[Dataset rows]
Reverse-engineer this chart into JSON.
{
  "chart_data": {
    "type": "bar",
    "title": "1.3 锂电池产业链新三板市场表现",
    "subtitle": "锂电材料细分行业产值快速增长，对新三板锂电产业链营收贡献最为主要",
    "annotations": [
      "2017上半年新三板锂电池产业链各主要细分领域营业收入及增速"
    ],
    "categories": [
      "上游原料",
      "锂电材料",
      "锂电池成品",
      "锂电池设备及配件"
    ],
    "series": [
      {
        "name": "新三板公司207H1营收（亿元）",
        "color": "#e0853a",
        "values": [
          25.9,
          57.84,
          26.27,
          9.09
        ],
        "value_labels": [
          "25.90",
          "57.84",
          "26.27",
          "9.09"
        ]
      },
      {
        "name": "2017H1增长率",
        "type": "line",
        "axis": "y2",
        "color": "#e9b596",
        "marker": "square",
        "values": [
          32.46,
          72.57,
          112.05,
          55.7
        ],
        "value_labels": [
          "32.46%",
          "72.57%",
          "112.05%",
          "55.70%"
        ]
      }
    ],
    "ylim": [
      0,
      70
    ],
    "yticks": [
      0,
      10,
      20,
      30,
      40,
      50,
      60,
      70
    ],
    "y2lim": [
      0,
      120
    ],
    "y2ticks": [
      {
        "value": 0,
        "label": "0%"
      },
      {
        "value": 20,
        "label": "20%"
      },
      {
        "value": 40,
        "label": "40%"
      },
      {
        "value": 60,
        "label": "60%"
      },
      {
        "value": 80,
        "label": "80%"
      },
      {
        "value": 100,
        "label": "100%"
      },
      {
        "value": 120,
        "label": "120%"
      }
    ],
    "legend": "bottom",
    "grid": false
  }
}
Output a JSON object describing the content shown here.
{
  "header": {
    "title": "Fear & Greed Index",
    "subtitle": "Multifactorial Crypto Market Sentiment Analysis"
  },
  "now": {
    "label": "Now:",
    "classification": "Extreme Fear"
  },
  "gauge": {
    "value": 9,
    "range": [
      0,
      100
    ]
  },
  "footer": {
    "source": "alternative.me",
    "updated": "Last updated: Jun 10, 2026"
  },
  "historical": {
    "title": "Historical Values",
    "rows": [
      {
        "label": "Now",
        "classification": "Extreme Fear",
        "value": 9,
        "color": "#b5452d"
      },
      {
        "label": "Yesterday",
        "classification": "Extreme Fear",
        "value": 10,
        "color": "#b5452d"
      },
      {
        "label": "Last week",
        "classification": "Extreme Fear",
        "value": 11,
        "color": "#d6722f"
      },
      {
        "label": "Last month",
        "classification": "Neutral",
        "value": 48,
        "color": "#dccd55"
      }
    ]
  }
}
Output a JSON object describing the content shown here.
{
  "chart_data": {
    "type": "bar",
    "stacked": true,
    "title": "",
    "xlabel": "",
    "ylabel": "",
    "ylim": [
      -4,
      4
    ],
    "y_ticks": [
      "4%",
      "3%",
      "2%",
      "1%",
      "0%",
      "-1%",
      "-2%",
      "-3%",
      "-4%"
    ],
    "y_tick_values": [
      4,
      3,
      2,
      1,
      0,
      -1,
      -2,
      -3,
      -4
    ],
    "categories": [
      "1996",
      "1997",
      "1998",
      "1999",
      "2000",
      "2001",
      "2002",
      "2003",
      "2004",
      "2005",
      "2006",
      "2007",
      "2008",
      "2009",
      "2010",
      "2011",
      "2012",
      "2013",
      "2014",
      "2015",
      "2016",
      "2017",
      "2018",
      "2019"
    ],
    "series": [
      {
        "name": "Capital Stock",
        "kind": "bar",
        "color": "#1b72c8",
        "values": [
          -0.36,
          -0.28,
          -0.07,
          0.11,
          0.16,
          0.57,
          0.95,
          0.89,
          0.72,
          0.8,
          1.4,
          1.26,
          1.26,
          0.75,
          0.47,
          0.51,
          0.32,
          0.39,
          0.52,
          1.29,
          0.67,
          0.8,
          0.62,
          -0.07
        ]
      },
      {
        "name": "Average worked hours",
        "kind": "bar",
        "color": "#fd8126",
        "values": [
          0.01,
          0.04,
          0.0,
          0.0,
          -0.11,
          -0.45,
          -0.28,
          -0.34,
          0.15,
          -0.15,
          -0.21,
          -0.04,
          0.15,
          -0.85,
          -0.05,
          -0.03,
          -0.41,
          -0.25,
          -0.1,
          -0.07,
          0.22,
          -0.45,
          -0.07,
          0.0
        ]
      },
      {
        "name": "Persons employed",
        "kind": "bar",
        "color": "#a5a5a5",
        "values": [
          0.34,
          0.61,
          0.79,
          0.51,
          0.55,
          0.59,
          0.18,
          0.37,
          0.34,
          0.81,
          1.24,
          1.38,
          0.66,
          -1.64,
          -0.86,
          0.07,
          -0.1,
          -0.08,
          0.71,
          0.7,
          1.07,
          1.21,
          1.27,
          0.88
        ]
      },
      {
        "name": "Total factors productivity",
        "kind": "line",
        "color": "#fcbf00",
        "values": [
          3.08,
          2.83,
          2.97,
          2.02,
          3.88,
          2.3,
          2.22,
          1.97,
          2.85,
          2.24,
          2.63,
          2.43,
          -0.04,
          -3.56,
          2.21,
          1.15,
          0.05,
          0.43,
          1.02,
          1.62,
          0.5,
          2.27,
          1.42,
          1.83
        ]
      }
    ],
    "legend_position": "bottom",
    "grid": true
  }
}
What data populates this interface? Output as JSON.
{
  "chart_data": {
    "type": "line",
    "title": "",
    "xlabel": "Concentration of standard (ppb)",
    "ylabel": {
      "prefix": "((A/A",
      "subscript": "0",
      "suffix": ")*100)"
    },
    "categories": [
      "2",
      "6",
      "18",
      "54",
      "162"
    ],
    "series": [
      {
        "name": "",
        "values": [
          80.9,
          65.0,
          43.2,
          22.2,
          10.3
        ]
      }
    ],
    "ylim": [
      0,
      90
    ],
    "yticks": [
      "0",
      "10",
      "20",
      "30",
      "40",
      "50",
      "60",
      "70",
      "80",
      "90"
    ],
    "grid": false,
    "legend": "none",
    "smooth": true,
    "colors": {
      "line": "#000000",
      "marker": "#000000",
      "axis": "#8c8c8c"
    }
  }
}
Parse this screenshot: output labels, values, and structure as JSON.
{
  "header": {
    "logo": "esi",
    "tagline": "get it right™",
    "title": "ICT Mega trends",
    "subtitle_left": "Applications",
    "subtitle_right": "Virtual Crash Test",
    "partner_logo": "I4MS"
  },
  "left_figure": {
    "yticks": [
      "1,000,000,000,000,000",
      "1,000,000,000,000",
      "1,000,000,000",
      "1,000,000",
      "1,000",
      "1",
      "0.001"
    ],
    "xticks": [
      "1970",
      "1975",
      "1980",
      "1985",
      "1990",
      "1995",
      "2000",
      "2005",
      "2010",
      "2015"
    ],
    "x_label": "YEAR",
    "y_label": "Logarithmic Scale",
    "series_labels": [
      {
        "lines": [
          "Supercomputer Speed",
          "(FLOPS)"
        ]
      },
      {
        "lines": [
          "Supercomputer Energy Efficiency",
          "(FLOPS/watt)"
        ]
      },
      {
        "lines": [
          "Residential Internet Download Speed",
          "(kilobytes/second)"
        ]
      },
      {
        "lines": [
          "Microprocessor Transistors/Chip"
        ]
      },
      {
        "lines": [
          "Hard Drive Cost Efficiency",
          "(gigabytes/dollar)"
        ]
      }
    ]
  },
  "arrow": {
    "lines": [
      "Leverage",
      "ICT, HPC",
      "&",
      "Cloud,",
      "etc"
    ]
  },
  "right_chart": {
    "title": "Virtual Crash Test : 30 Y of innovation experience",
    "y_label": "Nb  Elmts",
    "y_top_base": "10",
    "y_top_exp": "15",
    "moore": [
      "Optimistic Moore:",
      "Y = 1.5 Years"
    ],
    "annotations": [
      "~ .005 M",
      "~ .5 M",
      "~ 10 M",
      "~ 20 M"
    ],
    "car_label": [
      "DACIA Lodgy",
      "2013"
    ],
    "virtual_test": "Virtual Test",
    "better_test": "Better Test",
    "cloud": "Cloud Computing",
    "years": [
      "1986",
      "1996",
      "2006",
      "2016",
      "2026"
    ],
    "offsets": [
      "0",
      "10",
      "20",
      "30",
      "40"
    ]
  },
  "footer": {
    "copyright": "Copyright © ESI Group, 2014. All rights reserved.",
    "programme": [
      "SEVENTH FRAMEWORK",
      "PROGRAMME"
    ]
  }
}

*Request*: Where a line holds the string "JSON", copy that line.

*Response*:
Reverse-engineer this chart into JSON.
Output a JSON object describing the content shown here.
Output a JSON object describing the content shown here.
What data populates this interface? Output as JSON.
Parse this screenshot: output labels, values, and structure as JSON.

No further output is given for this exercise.